[Exercise instructions] Show every line in the records below that contains the word "select".

** Start Provided entries **

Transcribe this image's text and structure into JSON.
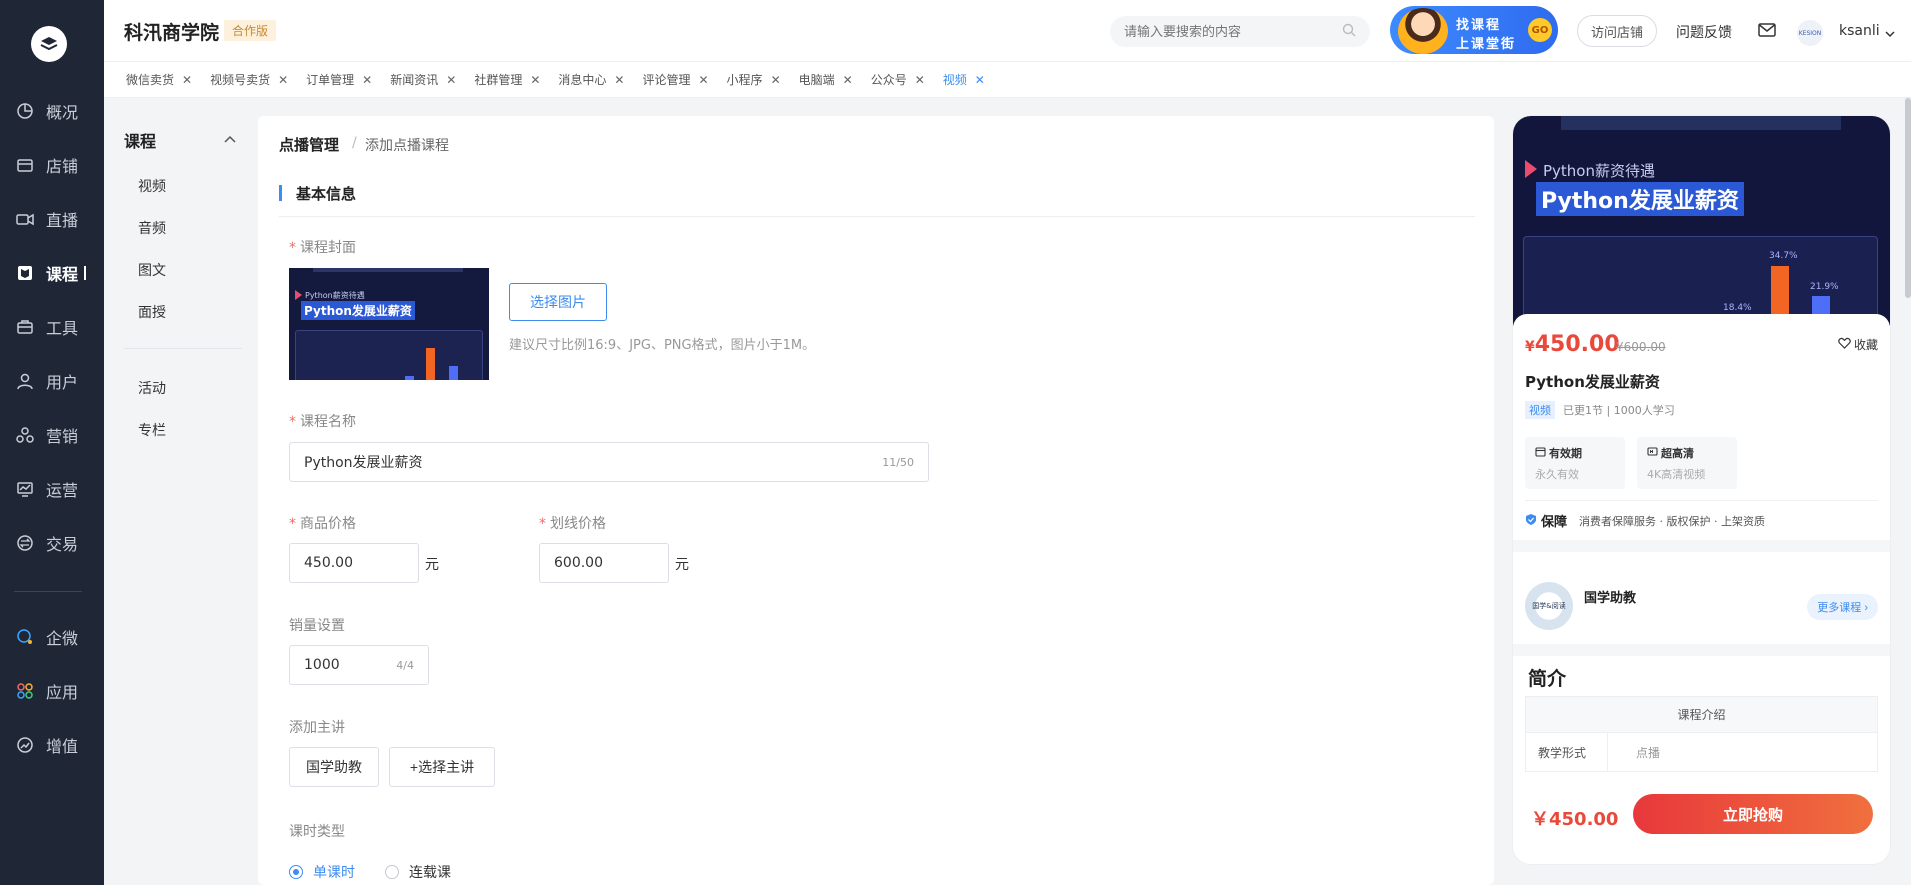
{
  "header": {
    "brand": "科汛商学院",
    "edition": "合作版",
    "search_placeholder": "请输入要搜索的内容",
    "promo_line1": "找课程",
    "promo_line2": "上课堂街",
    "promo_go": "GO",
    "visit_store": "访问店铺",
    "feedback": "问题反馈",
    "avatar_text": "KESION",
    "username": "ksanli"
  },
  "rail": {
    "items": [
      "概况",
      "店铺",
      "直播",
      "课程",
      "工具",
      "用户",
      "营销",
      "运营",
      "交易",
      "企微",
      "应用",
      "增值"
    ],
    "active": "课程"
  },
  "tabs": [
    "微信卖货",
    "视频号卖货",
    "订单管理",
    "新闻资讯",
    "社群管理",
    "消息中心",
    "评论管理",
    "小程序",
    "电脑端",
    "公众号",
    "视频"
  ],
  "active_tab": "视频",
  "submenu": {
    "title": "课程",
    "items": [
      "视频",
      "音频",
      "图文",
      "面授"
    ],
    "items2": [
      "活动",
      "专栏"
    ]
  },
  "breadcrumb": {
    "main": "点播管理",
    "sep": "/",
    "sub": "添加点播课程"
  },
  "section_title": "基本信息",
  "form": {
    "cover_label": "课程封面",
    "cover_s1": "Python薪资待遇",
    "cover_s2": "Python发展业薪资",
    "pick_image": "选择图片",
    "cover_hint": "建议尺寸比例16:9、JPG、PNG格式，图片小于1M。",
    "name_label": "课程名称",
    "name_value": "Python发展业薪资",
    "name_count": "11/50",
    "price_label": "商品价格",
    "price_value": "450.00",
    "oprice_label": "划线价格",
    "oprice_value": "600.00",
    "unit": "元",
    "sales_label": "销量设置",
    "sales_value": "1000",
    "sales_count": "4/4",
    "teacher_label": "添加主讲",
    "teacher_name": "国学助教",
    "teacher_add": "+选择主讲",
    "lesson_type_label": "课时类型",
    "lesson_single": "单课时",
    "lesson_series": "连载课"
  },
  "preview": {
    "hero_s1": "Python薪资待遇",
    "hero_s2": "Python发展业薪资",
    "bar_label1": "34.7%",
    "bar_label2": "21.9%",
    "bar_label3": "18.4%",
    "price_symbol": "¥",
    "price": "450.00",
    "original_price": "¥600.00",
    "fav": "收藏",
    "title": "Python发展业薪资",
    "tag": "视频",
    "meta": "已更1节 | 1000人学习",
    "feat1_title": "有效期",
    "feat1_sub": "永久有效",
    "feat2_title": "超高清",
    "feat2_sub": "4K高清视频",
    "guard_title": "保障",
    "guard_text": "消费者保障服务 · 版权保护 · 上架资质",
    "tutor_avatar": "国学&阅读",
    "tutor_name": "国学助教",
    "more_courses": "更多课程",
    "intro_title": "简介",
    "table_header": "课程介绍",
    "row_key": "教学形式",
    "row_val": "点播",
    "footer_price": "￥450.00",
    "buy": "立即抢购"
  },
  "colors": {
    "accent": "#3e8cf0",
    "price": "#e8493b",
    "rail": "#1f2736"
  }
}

** End Provided entries **
** Start Provided entries **

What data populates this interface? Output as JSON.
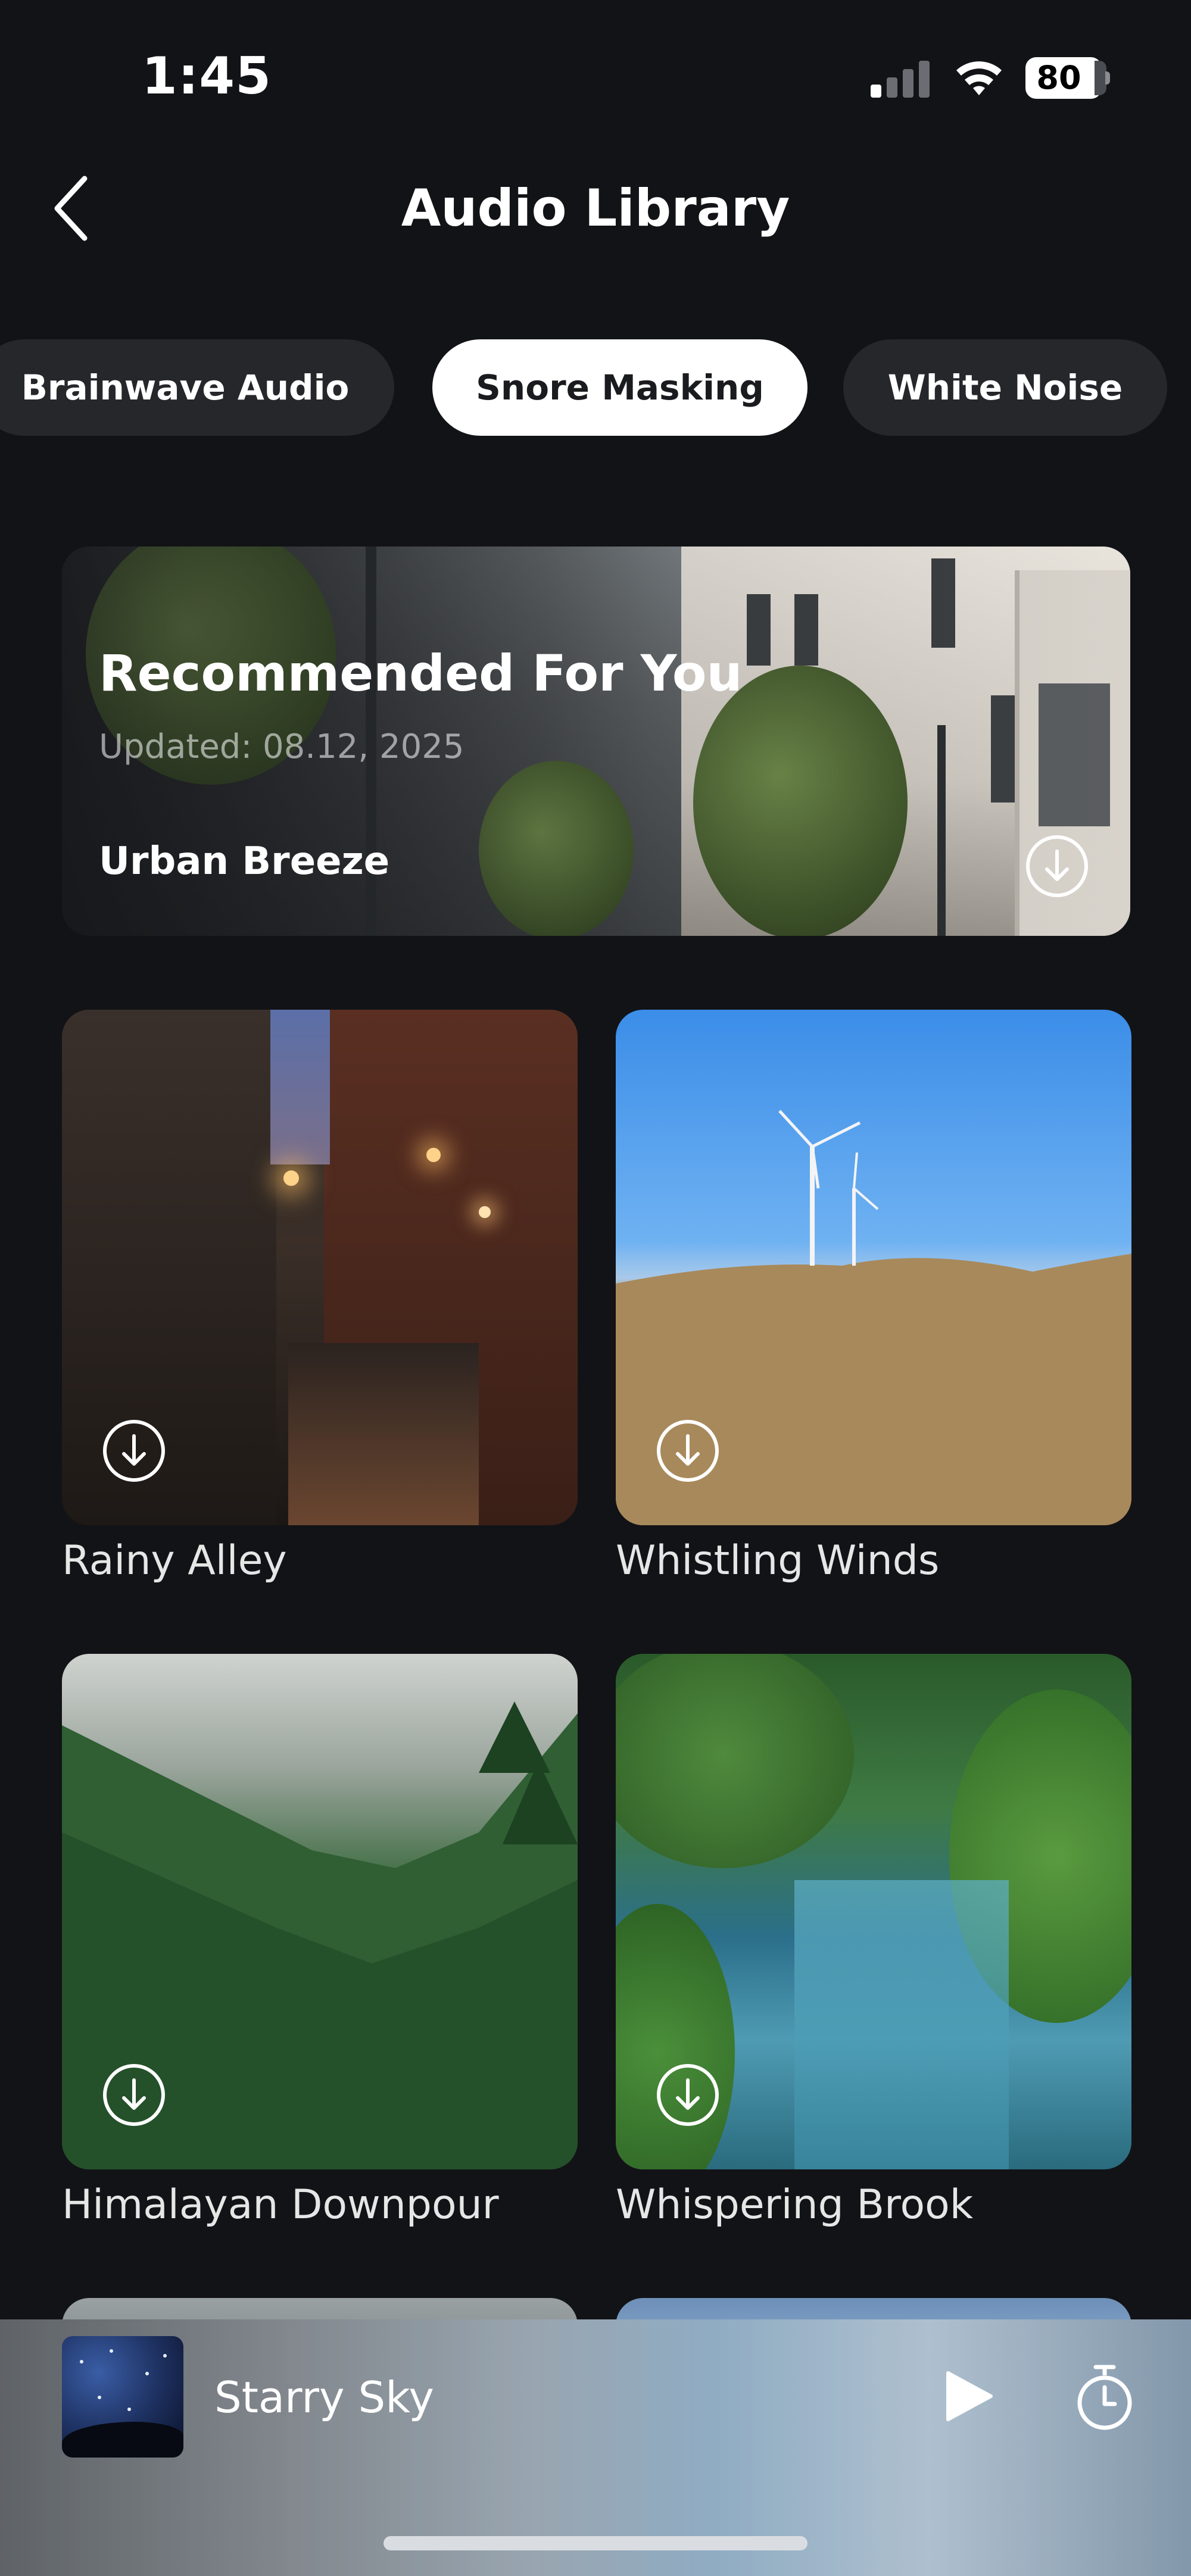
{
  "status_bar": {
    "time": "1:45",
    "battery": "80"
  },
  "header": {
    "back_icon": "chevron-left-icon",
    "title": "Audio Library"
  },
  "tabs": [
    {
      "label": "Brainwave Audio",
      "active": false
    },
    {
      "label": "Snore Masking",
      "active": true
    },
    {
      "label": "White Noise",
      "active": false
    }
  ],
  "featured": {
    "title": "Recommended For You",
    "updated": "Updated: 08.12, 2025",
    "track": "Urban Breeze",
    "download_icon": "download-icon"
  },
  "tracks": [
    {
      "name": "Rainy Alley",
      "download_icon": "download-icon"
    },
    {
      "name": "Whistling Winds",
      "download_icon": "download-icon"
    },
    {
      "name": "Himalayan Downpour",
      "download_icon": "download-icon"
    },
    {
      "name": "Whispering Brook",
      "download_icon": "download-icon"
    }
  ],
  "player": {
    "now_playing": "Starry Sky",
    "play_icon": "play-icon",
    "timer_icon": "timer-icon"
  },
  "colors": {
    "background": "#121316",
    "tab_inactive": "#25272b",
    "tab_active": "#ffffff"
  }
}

** End Provided entries **
** Start Provided entries **

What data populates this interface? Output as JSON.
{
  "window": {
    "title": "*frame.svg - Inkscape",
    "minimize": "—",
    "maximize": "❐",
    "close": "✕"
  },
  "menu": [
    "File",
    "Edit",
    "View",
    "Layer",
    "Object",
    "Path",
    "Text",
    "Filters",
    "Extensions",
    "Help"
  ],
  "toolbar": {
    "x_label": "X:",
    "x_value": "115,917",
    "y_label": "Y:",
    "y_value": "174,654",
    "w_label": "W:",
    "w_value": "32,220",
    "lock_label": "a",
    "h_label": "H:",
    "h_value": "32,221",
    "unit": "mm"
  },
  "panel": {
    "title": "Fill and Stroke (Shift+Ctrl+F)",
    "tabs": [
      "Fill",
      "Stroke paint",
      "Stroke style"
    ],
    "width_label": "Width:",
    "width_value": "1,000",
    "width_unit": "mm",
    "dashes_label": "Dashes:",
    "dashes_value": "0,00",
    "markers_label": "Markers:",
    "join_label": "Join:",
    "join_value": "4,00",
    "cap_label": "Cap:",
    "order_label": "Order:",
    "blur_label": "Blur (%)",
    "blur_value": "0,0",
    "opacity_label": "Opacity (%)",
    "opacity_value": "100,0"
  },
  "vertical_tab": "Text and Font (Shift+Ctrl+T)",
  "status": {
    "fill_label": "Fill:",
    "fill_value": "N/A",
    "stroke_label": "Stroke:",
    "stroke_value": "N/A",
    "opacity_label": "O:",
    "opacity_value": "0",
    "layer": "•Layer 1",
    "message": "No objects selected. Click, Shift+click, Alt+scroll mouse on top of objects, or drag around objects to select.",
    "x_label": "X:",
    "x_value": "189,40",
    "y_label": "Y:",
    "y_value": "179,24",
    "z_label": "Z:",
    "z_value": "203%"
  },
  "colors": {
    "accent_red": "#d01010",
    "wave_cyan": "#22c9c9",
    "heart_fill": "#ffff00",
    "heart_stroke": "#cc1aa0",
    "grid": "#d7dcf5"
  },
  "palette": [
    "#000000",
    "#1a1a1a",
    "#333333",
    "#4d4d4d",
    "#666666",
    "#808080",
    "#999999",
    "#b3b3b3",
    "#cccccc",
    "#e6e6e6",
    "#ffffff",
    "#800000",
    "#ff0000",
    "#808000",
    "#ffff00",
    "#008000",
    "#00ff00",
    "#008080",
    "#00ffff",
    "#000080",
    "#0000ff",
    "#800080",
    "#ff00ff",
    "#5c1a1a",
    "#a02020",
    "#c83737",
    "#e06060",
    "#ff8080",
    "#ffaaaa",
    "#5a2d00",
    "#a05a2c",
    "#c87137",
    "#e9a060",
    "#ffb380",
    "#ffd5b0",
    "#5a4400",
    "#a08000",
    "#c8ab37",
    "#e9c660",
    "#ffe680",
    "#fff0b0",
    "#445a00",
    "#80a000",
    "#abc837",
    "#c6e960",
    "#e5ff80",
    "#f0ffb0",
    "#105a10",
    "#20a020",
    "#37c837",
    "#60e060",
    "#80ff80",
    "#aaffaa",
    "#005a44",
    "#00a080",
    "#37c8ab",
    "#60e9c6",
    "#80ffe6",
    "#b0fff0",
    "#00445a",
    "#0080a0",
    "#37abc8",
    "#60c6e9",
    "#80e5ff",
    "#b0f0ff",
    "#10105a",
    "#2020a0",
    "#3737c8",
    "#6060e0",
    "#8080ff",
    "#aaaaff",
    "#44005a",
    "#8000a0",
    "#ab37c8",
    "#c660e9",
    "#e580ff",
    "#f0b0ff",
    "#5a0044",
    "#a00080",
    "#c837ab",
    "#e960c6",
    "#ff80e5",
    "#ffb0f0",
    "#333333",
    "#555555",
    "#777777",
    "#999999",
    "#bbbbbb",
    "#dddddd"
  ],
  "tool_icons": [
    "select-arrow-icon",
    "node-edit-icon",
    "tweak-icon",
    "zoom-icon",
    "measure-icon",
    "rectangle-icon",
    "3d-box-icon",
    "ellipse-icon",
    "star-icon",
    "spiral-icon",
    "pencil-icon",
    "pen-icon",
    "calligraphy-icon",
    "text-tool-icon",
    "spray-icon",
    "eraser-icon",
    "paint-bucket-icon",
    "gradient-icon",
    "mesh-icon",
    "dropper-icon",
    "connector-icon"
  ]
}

** End Provided entries **

[Finished exercise]
    "message": "No objects selected. Click, Shift+click, Alt+scroll mouse on top of objects, or drag around objects to select.",
    "select-arrow-icon",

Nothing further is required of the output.